====== KUTIPAN TEKS ======

Minggu Biasa ke-5
8 Februari 2015
Markus 1:29-39
“Pagi-pagi
benar, waktu hari masih gelap, Ia bangun dan pergi ke luar. Ia pergi ke tempat
yang sunyi dan berdoa di sana. (Mrk 1:35).”
Apakah
kamu pernah berdoa?
Tentu saja! Kita
mungkin berdoa dengan cara yang agak berbeda, tetapi pastinya kita berdoa. Beberapa dari kita berdoa rosari suci atau
novena kudus
setiap hari. Beberapa
mungkin memulai dan mengakhiri hari
dengan doa sederhana. Kita juga terbiasa mengucapkan
doa sebelum dan sesudah makan. Setelah beberapa
waktu tinggal di Filipina,
saya menyadari bahwa orang-orang Katolik di Filipina membuat tanda salib setiap
kali mereka melewati sebuah
gereja sebagai tanda devosi
mereka. Banyak dari kita mengunjungi
dan
beradorasi di hadapan Sakramen Mahakudus; belum lagi devosi kita terhadap
Santa Perawan Maria dan orang-orang kudus di surga. Tidak lupa juga bahwa berpartisipasi dalam
Misa Kudus adalah
bentuk tertinggi dari doa kita sebagai
seorang katolik .
Namun, tenggelam dalam berbagai bentuk doa setiap harinya, apakah kita pernah bertanya dan mencoba memahami, apakah arti sebuah doa? Tanpa kita sadari, kita
sejatinya berdoa dalam sebuah tradisi, dan tradisi ini berbicara banyak
tentang keunikan doa kita.
Tradisi Katolik agak
berbeda dari saudara-saudara
kita Protestan. Misalnya,
mereka tidak berdoa rosario seperti kita. Jalan umat Kristiani berbeda dari saudara-saudara kita Muslim. Misalnya, hari Jumat adalah hari suci mereka, sementara
kita adalah hari Minggu.
Lalu, apakah tradisi yang kita ikuti? Saya berani
mengatakan bahwa tradisi kita adalah tradisi
Yesus. Kita berdoa sebagai mana Yesus berdoa, dan setidaknya ada tiga
karakteristik dasar tradisi Yesus ini. Pertama,
doa kita pada dasarnya interpersonal. Ini
berarti doa kita menghubungkan dua orang atau dua pihak. Tentu saja,
itu adalah antara kita dan Tuhan.

====== CUPLIKAN ENTRI ======

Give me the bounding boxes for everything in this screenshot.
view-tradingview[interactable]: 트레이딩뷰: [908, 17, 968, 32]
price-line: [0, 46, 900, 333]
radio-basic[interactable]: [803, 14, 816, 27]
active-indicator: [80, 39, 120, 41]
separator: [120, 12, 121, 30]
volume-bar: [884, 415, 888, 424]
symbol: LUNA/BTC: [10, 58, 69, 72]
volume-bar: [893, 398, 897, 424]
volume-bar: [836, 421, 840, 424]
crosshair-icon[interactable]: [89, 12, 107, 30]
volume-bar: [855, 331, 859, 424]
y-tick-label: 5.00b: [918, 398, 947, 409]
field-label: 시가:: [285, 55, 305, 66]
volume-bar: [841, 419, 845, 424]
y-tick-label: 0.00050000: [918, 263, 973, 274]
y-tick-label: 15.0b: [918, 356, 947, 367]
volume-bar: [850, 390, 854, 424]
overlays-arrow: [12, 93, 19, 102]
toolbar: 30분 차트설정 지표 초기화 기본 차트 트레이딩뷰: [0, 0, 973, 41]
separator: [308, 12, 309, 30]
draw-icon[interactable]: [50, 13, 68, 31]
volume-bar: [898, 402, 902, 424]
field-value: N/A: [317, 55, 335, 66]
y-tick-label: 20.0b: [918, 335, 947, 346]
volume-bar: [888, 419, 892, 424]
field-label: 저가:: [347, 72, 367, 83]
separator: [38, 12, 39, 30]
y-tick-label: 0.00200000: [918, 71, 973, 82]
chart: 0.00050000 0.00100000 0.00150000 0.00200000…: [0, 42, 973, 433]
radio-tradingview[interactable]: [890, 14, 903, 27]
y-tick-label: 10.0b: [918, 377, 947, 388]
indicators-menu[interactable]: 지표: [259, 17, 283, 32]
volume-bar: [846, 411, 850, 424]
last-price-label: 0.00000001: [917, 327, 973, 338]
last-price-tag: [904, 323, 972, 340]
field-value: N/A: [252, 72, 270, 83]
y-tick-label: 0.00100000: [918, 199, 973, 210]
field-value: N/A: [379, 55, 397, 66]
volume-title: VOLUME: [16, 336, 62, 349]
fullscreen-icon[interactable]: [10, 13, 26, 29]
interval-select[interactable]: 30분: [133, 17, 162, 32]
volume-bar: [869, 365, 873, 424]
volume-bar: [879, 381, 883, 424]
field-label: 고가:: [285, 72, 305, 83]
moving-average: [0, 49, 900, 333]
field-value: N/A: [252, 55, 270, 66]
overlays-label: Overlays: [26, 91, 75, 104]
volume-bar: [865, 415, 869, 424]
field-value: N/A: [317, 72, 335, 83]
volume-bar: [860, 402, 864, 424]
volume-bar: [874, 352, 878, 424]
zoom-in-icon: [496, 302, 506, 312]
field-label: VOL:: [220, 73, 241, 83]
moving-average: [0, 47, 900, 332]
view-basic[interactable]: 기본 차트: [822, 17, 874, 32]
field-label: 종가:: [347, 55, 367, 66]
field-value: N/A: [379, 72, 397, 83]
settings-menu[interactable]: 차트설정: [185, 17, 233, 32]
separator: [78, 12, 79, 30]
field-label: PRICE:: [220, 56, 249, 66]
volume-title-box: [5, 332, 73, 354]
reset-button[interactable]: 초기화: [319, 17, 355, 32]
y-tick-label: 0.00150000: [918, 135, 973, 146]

======

## RUMUSAN SOAL A:
Sebutkan semua kelompok umat beragama yang disebut dalam renungan tentang doa.
## RUMUSAN SOAL B:
Ketik ulang penggalan renungan tentang doa dari "Tradisi Katolik agak" hingga "kita dan Tuhan.".

## JAWABAN LENGKAP A:
Katolik, Protestan, Kristiani, Muslim

## JAWABAN LENGKAP B:
Tradisi Katolik agak
berbeda dari saudara-saudara
kita Protestan. Misalnya,
mereka tidak berdoa rosario seperti kita. Jalan umat Kristiani berbeda dari saudara-saudara kita Muslim. Misalnya, hari Jumat adalah hari suci mereka, sementara
kita adalah hari Minggu.
Lalu, apakah tradisi yang kita ikuti? Saya berani
mengatakan bahwa tradisi kita adalah tradisi
Yesus. Kita berdoa sebagai mana Yesus berdoa, dan setidaknya ada tiga
karakteristik dasar tradisi Yesus ini. Pertama,
doa kita pada dasarnya interpersonal. Ini
berarti doa kita menghubungkan dua orang atau dua pihak. Tentu saja,
itu adalah antara kita dan Tuhan.